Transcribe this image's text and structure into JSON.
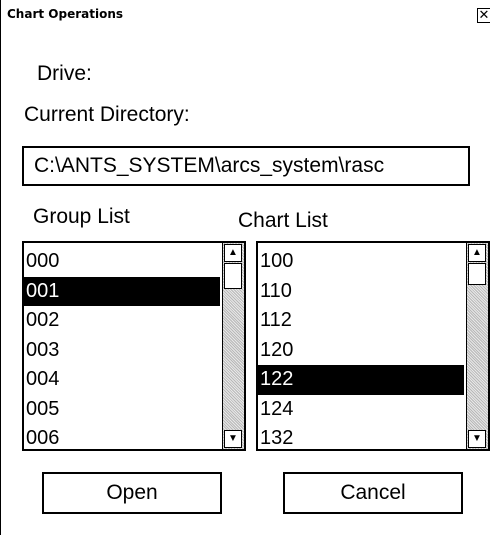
{
  "window": {
    "title": "Chart Operations",
    "close_glyph": "✕"
  },
  "drive": {
    "label": "Drive:"
  },
  "directory": {
    "label": "Current Directory:",
    "value": "C:\\ANTS_SYSTEM\\arcs_system\\rasc"
  },
  "group_list": {
    "label": "Group List",
    "items": [
      "000",
      "001",
      "002",
      "003",
      "004",
      "005",
      "006"
    ],
    "selected_index": 1
  },
  "chart_list": {
    "label": "Chart List",
    "items": [
      "100",
      "110",
      "112",
      "120",
      "122",
      "124",
      "132"
    ],
    "selected_index": 4
  },
  "scroll": {
    "up_glyph": "▲",
    "down_glyph": "▼"
  },
  "buttons": {
    "open_label": "Open",
    "cancel_label": "Cancel"
  }
}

§ **Required work**
All of the material above needs to be restated exactly, with no pictures.

§ **In response**
Transcribe this image's text and structure into JSON.
{
  "window": {
    "title": "Chart Operations",
    "close_glyph": "✕"
  },
  "drive": {
    "label": "Drive:"
  },
  "directory": {
    "label": "Current Directory:",
    "value": "C:\\ANTS_SYSTEM\\arcs_system\\rasc"
  },
  "group_list": {
    "label": "Group List",
    "items": [
      "000",
      "001",
      "002",
      "003",
      "004",
      "005",
      "006"
    ],
    "selected_index": 1
  },
  "chart_list": {
    "label": "Chart List",
    "items": [
      "100",
      "110",
      "112",
      "120",
      "122",
      "124",
      "132"
    ],
    "selected_index": 4
  },
  "scroll": {
    "up_glyph": "▲",
    "down_glyph": "▼"
  },
  "buttons": {
    "open_label": "Open",
    "cancel_label": "Cancel"
  }
}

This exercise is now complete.